[Stored data entries]
----

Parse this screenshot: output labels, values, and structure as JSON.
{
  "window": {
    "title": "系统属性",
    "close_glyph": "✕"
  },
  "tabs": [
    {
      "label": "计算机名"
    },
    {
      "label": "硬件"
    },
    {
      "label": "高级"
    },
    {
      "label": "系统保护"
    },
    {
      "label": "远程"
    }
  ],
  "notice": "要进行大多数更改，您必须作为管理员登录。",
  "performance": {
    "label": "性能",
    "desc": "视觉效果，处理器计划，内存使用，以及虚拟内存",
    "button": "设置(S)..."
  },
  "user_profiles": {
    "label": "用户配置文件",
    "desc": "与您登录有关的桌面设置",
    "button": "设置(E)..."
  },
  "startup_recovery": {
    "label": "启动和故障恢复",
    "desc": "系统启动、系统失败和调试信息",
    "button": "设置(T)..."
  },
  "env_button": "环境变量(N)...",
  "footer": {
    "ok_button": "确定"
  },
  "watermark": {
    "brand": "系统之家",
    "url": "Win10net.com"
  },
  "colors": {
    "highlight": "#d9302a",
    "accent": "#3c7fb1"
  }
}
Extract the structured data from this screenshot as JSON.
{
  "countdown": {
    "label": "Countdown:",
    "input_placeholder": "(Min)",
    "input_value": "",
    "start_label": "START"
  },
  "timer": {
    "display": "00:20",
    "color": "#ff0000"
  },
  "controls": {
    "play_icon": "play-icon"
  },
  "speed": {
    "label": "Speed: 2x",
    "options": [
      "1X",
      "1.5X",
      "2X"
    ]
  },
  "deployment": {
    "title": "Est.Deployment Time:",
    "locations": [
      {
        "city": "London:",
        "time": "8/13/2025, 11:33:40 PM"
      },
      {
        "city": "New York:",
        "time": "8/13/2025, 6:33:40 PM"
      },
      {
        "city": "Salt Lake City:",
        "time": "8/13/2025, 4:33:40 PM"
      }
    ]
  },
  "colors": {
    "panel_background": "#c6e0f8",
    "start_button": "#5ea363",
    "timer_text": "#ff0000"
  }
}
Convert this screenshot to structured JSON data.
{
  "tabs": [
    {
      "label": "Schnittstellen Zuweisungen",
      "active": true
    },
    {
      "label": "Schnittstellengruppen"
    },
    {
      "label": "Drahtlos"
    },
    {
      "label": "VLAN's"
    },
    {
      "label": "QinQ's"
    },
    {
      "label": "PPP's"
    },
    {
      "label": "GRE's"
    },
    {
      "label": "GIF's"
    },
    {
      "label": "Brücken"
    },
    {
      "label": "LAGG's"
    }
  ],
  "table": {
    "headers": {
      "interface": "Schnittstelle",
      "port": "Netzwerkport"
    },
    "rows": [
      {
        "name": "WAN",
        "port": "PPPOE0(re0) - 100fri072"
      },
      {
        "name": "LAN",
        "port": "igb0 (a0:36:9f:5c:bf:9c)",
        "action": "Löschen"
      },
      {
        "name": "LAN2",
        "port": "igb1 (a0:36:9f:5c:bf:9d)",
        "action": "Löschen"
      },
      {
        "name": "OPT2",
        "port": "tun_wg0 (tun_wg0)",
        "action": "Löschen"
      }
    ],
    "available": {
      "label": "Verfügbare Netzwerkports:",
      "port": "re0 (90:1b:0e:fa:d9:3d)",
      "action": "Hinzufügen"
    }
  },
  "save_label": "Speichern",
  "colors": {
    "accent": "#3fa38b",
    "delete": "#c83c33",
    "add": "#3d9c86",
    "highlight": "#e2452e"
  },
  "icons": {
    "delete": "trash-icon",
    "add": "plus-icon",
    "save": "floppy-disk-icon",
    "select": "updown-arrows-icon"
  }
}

----

Exercise instructions >>
Count every line in the preceding entries where the string "title" appears, then state only the total.

The solution >>
2